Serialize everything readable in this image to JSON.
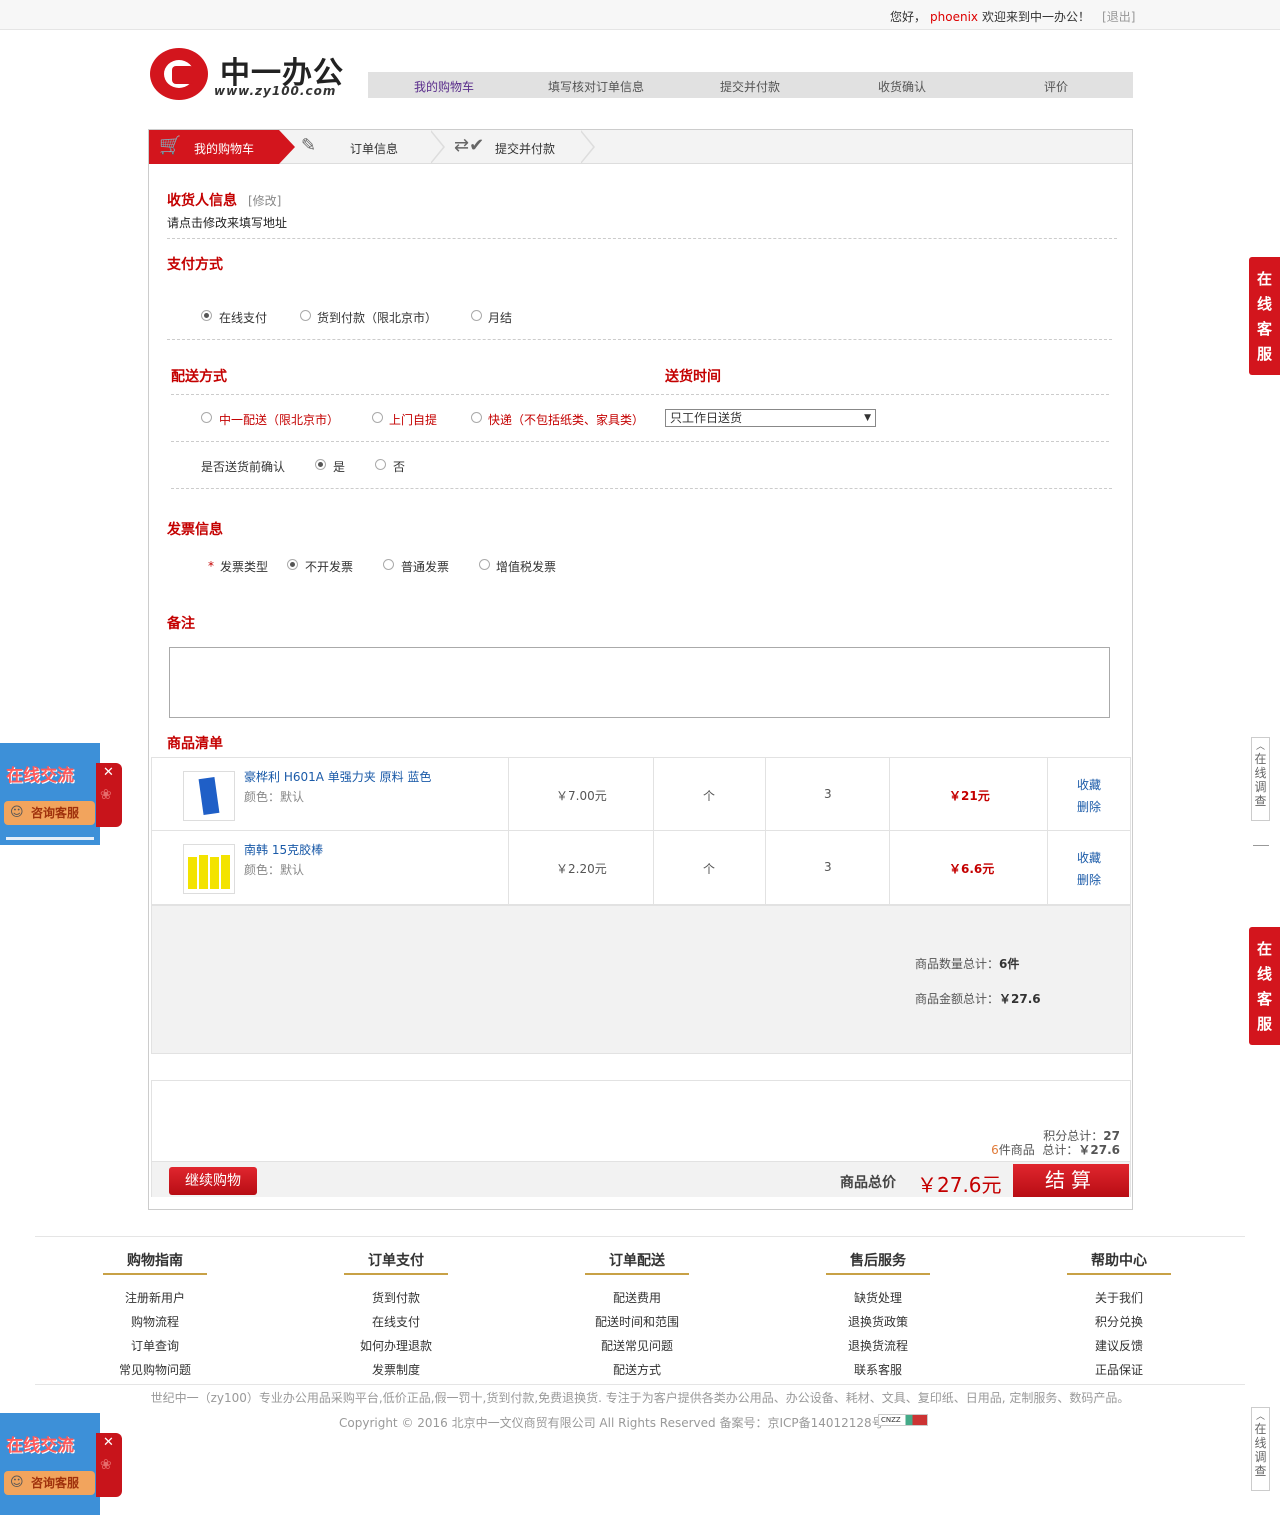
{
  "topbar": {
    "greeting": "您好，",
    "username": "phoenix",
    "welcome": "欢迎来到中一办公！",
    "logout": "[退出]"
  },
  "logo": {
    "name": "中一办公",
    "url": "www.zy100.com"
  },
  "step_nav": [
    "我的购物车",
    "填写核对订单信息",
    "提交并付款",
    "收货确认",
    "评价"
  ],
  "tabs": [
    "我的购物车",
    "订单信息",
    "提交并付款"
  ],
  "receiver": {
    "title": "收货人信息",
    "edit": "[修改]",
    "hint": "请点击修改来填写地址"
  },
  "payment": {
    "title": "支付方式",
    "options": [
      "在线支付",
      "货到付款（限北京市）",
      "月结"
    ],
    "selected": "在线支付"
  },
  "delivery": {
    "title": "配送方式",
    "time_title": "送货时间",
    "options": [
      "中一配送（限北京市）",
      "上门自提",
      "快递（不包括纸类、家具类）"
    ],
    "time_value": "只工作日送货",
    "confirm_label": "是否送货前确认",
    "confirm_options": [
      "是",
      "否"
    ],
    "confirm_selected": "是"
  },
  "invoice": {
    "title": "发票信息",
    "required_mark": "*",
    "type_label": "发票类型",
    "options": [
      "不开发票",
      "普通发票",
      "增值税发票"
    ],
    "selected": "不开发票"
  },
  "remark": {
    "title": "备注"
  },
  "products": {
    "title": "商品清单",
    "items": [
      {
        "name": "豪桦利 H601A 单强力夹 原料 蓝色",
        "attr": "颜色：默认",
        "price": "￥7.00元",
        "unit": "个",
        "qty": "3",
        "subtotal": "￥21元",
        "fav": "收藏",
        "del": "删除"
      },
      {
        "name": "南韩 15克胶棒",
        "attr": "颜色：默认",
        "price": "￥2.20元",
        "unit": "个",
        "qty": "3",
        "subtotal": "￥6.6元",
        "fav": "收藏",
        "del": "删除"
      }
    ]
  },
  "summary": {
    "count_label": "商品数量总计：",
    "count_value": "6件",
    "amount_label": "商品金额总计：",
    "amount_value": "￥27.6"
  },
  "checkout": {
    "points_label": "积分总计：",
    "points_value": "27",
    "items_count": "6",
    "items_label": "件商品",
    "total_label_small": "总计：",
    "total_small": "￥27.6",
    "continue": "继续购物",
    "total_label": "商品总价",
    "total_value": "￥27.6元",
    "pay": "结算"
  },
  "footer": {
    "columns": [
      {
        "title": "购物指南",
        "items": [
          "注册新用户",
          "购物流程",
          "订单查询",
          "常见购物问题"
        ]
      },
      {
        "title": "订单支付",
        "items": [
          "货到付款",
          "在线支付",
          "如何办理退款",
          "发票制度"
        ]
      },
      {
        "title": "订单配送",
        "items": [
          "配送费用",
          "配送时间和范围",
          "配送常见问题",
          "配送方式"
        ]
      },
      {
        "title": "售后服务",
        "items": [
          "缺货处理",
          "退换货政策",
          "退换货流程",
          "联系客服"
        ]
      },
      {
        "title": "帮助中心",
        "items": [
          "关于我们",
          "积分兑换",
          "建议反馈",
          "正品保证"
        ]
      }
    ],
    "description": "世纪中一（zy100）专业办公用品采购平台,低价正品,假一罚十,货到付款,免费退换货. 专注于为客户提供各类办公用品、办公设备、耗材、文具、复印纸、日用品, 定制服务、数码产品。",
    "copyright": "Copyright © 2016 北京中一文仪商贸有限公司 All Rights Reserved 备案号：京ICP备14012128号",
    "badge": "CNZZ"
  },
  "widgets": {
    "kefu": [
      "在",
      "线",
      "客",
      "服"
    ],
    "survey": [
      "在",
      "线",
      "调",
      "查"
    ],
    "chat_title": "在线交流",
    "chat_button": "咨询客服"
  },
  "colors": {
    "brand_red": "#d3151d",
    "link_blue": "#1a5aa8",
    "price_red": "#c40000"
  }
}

——————————

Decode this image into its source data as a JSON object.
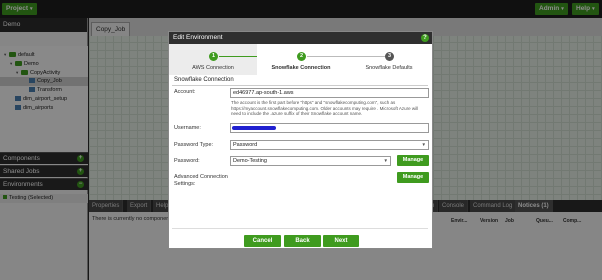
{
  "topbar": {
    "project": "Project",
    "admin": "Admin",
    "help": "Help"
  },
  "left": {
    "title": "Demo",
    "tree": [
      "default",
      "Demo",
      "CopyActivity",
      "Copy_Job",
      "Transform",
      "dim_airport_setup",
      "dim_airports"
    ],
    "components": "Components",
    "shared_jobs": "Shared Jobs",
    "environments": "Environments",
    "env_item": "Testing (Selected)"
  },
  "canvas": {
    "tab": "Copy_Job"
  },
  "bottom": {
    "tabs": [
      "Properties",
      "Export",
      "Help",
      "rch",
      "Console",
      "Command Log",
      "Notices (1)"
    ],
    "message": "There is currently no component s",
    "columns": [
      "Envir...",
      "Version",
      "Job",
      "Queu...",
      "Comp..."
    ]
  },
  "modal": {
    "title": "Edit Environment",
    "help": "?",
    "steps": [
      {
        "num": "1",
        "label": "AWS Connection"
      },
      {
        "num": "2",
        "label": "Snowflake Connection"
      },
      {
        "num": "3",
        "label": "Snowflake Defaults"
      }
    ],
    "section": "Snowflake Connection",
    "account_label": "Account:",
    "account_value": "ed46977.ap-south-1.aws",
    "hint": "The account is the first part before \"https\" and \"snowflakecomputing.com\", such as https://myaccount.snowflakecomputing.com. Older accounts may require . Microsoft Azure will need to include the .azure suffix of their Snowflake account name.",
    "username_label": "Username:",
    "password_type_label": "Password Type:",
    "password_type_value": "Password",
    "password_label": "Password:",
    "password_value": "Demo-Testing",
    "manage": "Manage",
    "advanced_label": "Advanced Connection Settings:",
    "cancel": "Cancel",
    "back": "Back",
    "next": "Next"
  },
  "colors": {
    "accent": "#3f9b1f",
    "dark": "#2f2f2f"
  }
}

——————————

- [YOUR INSTRUCTIONS]: Tell how many lines of the records above hold the string "货到付款". Give no other text.

- [RESPONSE TO THE EXERCISE]: 3